= OBJECTIVE =
Entries follow. Set all of them down as they stand.

---------- DATA PROVIDED ----------

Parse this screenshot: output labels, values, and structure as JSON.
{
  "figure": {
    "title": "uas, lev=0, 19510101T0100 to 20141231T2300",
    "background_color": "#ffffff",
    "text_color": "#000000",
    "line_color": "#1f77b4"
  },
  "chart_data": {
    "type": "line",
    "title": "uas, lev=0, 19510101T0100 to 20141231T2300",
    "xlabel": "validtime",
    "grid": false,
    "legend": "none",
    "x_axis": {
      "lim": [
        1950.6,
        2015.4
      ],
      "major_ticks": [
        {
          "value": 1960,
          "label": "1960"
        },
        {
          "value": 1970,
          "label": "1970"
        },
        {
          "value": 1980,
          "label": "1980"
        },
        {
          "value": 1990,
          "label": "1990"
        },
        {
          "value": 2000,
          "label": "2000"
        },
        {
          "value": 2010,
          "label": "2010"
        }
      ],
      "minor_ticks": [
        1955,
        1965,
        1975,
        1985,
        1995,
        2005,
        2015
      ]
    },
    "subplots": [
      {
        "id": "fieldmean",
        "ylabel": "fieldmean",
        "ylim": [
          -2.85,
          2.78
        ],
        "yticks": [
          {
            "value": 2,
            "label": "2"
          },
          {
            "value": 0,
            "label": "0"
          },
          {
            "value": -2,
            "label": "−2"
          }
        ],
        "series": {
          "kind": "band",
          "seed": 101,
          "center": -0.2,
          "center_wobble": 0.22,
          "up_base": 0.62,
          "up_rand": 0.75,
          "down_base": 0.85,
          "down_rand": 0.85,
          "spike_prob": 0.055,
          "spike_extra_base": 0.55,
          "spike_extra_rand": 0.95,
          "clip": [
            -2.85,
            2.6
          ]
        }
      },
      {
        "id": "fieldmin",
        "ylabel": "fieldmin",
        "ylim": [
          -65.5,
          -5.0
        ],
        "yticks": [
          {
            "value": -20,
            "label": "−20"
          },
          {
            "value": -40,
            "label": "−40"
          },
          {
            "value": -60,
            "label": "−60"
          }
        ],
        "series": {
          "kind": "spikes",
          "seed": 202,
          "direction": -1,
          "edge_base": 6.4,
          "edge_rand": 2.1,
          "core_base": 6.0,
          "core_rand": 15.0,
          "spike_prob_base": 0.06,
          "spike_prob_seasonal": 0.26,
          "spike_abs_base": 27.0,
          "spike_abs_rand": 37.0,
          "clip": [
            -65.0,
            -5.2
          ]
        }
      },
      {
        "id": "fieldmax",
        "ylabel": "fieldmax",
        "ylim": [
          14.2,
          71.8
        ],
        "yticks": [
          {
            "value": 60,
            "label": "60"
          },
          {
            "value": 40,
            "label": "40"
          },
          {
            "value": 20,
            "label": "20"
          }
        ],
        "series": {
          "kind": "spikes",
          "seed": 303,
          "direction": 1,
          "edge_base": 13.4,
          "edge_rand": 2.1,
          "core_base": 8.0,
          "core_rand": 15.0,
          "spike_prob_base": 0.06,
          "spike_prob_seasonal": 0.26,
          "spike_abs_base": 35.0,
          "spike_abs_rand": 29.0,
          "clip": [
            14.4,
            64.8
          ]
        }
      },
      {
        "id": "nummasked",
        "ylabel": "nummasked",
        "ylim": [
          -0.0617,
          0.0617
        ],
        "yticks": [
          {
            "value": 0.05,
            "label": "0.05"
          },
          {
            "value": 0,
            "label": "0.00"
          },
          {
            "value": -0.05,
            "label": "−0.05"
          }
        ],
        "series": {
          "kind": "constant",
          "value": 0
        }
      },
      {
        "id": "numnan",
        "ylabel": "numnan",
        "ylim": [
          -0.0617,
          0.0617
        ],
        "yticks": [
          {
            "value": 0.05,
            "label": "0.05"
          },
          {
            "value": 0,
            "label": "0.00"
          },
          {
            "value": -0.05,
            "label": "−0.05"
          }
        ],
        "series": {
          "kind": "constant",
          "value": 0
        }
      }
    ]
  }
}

----------

= RESULT BELOW =
Parse this screenshot: output labels, values, and structure as JSON.
{
  "figure": {
    "title": "uas, lev=0, 19510101T0100 to 20141231T2300",
    "background_color": "#ffffff",
    "text_color": "#000000",
    "line_color": "#1f77b4"
  },
  "chart_data": {
    "type": "line",
    "title": "uas, lev=0, 19510101T0100 to 20141231T2300",
    "xlabel": "validtime",
    "grid": false,
    "legend": "none",
    "x_axis": {
      "lim": [
        1950.6,
        2015.4
      ],
      "major_ticks": [
        {
          "value": 1960,
          "label": "1960"
        },
        {
          "value": 1970,
          "label": "1970"
        },
        {
          "value": 1980,
          "label": "1980"
        },
        {
          "value": 1990,
          "label": "1990"
        },
        {
          "value": 2000,
          "label": "2000"
        },
        {
          "value": 2010,
          "label": "2010"
        }
      ],
      "minor_ticks": [
        1955,
        1965,
        1975,
        1985,
        1995,
        2005,
        2015
      ]
    },
    "subplots": [
      {
        "id": "fieldmean",
        "ylabel": "fieldmean",
        "ylim": [
          -2.85,
          2.78
        ],
        "yticks": [
          {
            "value": 2,
            "label": "2"
          },
          {
            "value": 0,
            "label": "0"
          },
          {
            "value": -2,
            "label": "−2"
          }
        ],
        "series": {
          "kind": "band",
          "seed": 101,
          "center": -0.2,
          "center_wobble": 0.22,
          "up_base": 0.62,
          "up_rand": 0.75,
          "down_base": 0.85,
          "down_rand": 0.85,
          "spike_prob": 0.055,
          "spike_extra_base": 0.55,
          "spike_extra_rand": 0.95,
          "clip": [
            -2.85,
            2.6
          ]
        }
      },
      {
        "id": "fieldmin",
        "ylabel": "fieldmin",
        "ylim": [
          -65.5,
          -5.0
        ],
        "yticks": [
          {
            "value": -20,
            "label": "−20"
          },
          {
            "value": -40,
            "label": "−40"
          },
          {
            "value": -60,
            "label": "−60"
          }
        ],
        "series": {
          "kind": "spikes",
          "seed": 202,
          "direction": -1,
          "edge_base": 6.4,
          "edge_rand": 2.1,
          "core_base": 6.0,
          "core_rand": 15.0,
          "spike_prob_base": 0.06,
          "spike_prob_seasonal": 0.26,
          "spike_abs_base": 27.0,
          "spike_abs_rand": 37.0,
          "clip": [
            -65.0,
            -5.2
          ]
        }
      },
      {
        "id": "fieldmax",
        "ylabel": "fieldmax",
        "ylim": [
          14.2,
          71.8
        ],
        "yticks": [
          {
            "value": 60,
            "label": "60"
          },
          {
            "value": 40,
            "label": "40"
          },
          {
            "value": 20,
            "label": "20"
          }
        ],
        "series": {
          "kind": "spikes",
          "seed": 303,
          "direction": 1,
          "edge_base": 13.4,
          "edge_rand": 2.1,
          "core_base": 8.0,
          "core_rand": 15.0,
          "spike_prob_base": 0.06,
          "spike_prob_seasonal": 0.26,
          "spike_abs_base": 35.0,
          "spike_abs_rand": 29.0,
          "clip": [
            14.4,
            64.8
          ]
        }
      },
      {
        "id": "nummasked",
        "ylabel": "nummasked",
        "ylim": [
          -0.0617,
          0.0617
        ],
        "yticks": [
          {
            "value": 0.05,
            "label": "0.05"
          },
          {
            "value": 0,
            "label": "0.00"
          },
          {
            "value": -0.05,
            "label": "−0.05"
          }
        ],
        "series": {
          "kind": "constant",
          "value": 0
        }
      },
      {
        "id": "numnan",
        "ylabel": "numnan",
        "ylim": [
          -0.0617,
          0.0617
        ],
        "yticks": [
          {
            "value": 0.05,
            "label": "0.05"
          },
          {
            "value": 0,
            "label": "0.00"
          },
          {
            "value": -0.05,
            "label": "−0.05"
          }
        ],
        "series": {
          "kind": "constant",
          "value": 0
        }
      }
    ]
  }
}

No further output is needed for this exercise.